··· Entries

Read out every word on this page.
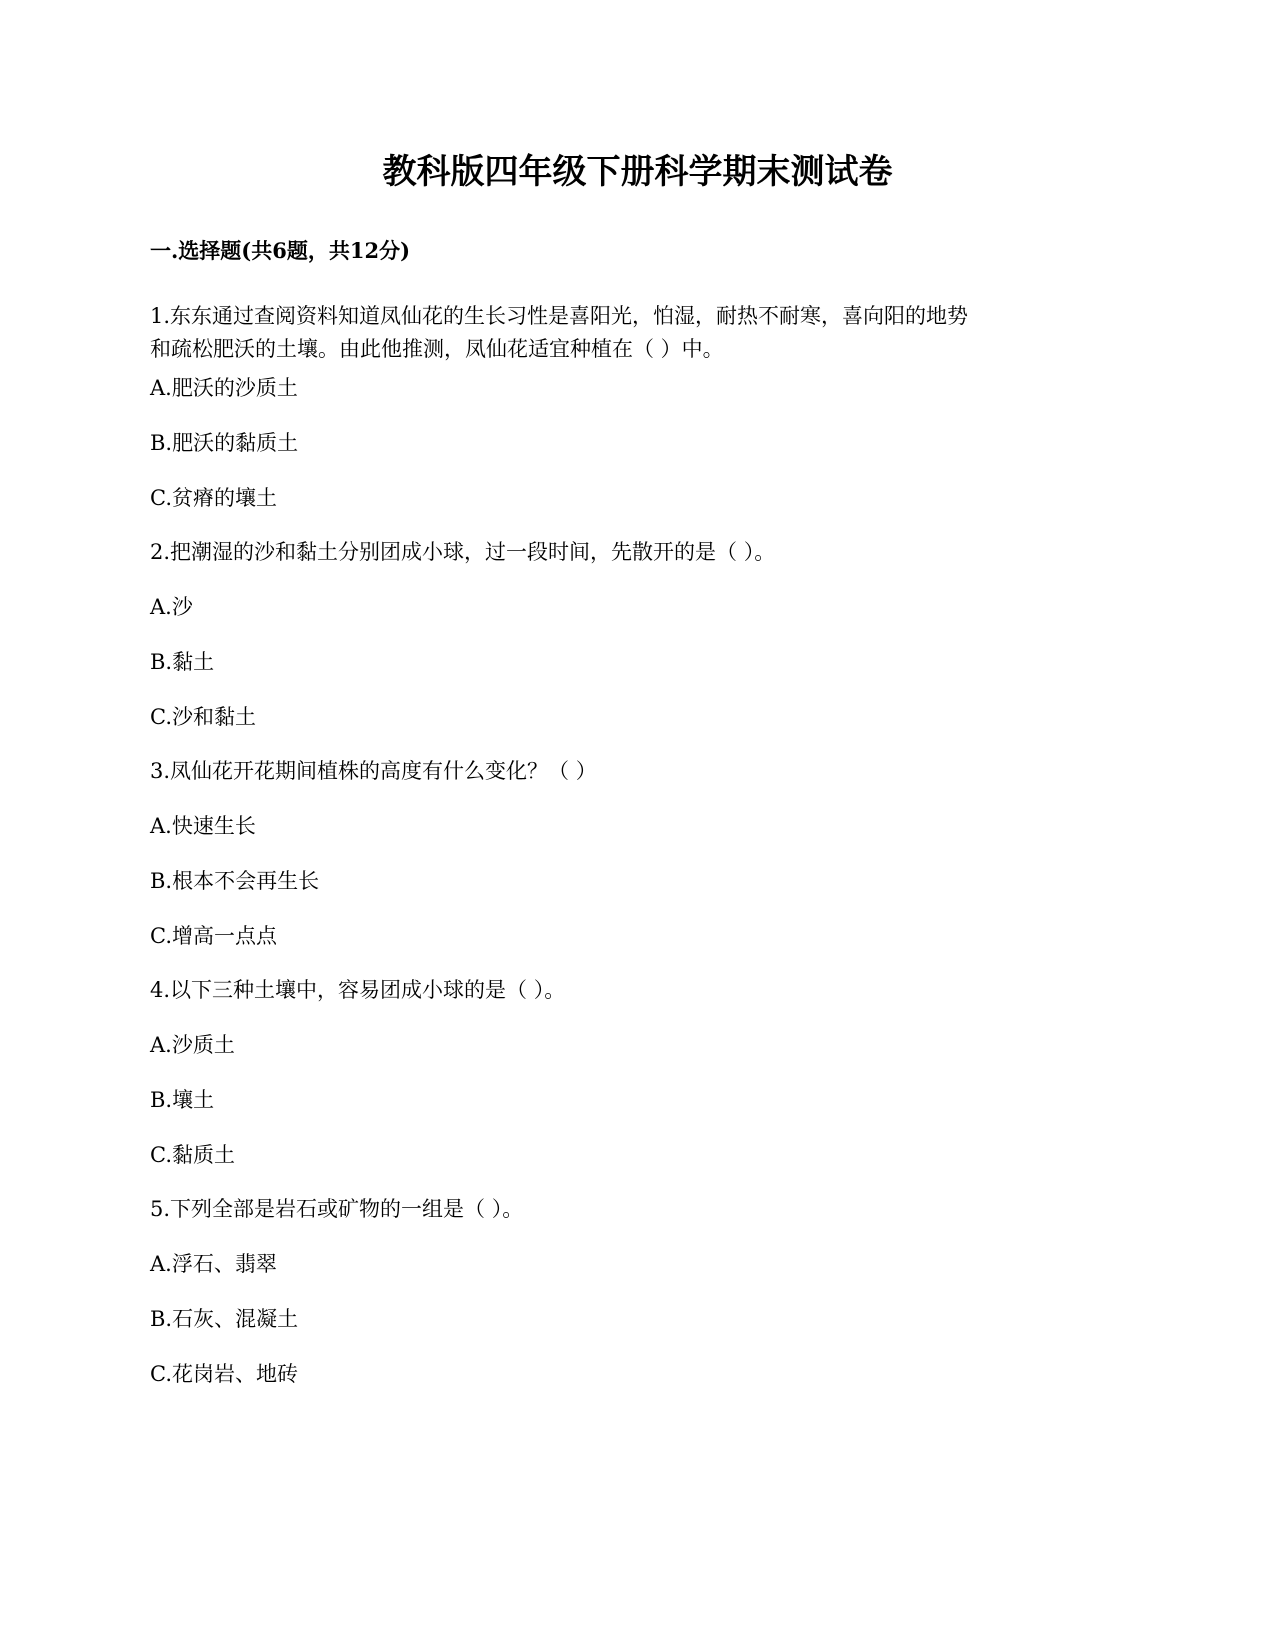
教科版四年级下册科学期末测试卷
一.选择题(共6题，共12分)
1.东东通过查阅资料知道凤仙花的生长习性是喜阳光，怕湿，耐热不耐寒，喜向阳的地势
和疏松肥沃的土壤。由此他推测，凤仙花适宜种植在（ ）中。
A.肥沃的沙质土
B.肥沃的黏质土
C.贫瘠的壤土
2.把潮湿的沙和黏土分别团成小球，过一段时间，先散开的是（ ）。
A.沙
B.黏土
C.沙和黏土
3.凤仙花开花期间植株的高度有什么变化？（ ）
A.快速生长
B.根本不会再生长
C.增高一点点
4.以下三种土壤中，容易团成小球的是（ ）。
A.沙质土
B.壤土
C.黏质土
5.下列全部是岩石或矿物的一组是（ ）。
A.浮石、翡翠
B.石灰、混凝土
C.花岗岩、地砖
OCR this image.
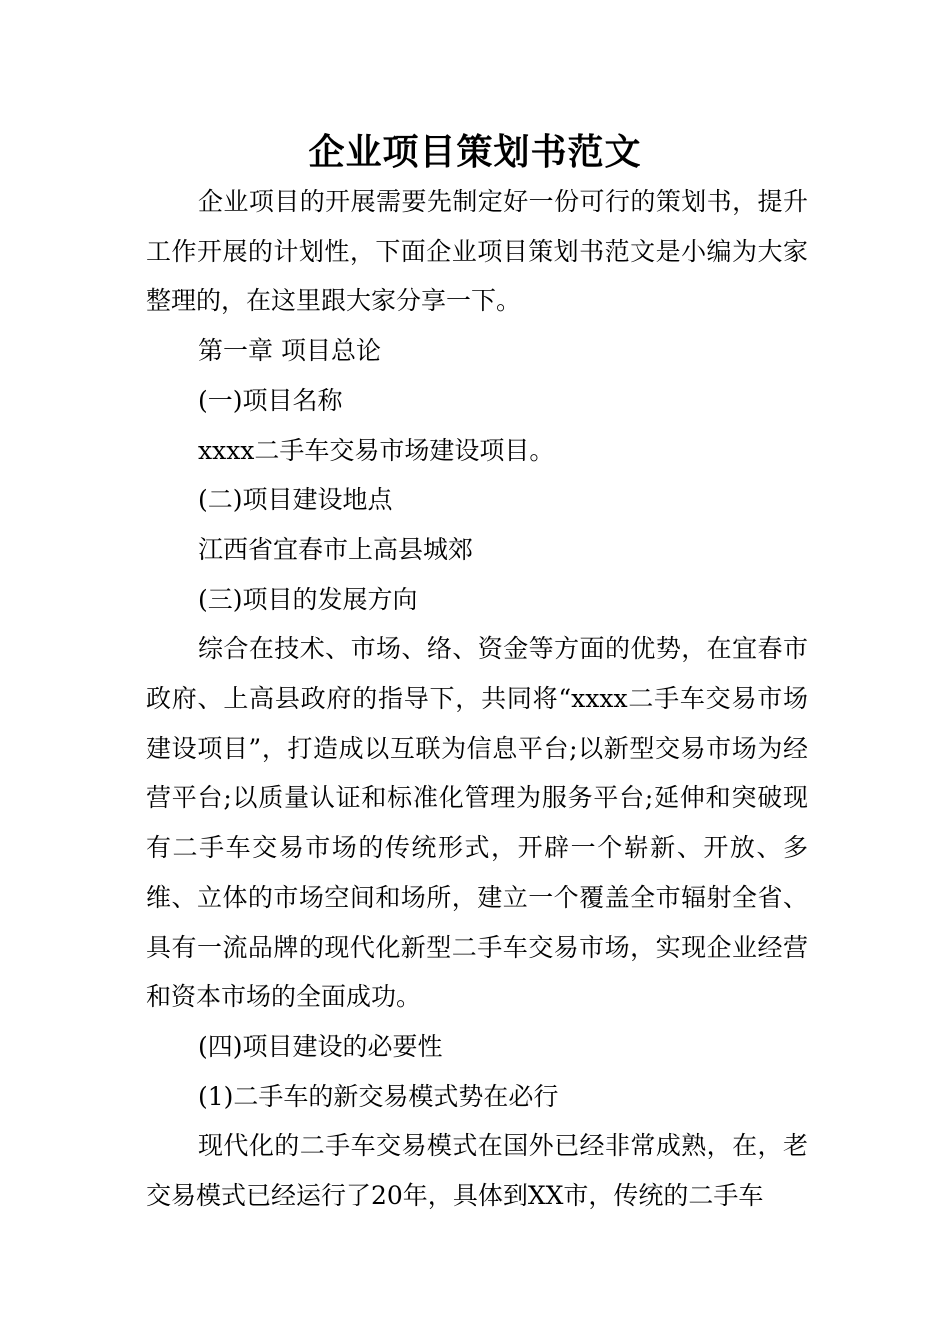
企业项目策划书范文

企业项目的开展需要先制定好一份可行的策划书，提升工作开展的计划性，下面企业项目策划书范文是小编为大家整理的，在这里跟大家分享一下。

第一章 项目总论

(一)项目名称

xxxx二手车交易市场建设项目。

(二)项目建设地点

江西省宜春市上高县城郊

(三)项目的发展方向

综合在技术、市场、络、资金等方面的优势，在宜春市政府、上高县政府的指导下，共同将“xxxx二手车交易市场建设项目”，打造成以互联为信息平台;以新型交易市场为经营平台;以质量认证和标准化管理为服务平台;延伸和突破现有二手车交易市场的传统形式，开辟一个崭新、开放、多维、立体的市场空间和场所，建立一个覆盖全市辐射全省、具有一流品牌的现代化新型二手车交易市场，实现企业经营和资本市场的全面成功。

(四)项目建设的必要性

(1)二手车的新交易模式势在必行

现代化的二手车交易模式在国外已经非常成熟，在，老交易模式已经运行了20年，具体到XX市，传统的二手车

······

From the line with "OCR this image." down to the end of the entries, retype each line exactly as written, but drop the pictures.

OCR this image.
企业项目策划书范文

企业项目的开展需要先制定好一份可行的策划书，提升工作开展的计划性，下面企业项目策划书范文是小编为大家整理的，在这里跟大家分享一下。

第一章 项目总论

(一)项目名称

xxxx二手车交易市场建设项目。

(二)项目建设地点

江西省宜春市上高县城郊

(三)项目的发展方向

综合在技术、市场、络、资金等方面的优势，在宜春市政府、上高县政府的指导下，共同将“xxxx二手车交易市场建设项目”，打造成以互联为信息平台;以新型交易市场为经营平台;以质量认证和标准化管理为服务平台;延伸和突破现有二手车交易市场的传统形式，开辟一个崭新、开放、多维、立体的市场空间和场所，建立一个覆盖全市辐射全省、具有一流品牌的现代化新型二手车交易市场，实现企业经营和资本市场的全面成功。

(四)项目建设的必要性

(1)二手车的新交易模式势在必行

现代化的二手车交易模式在国外已经非常成熟，在，老交易模式已经运行了20年，具体到XX市，传统的二手车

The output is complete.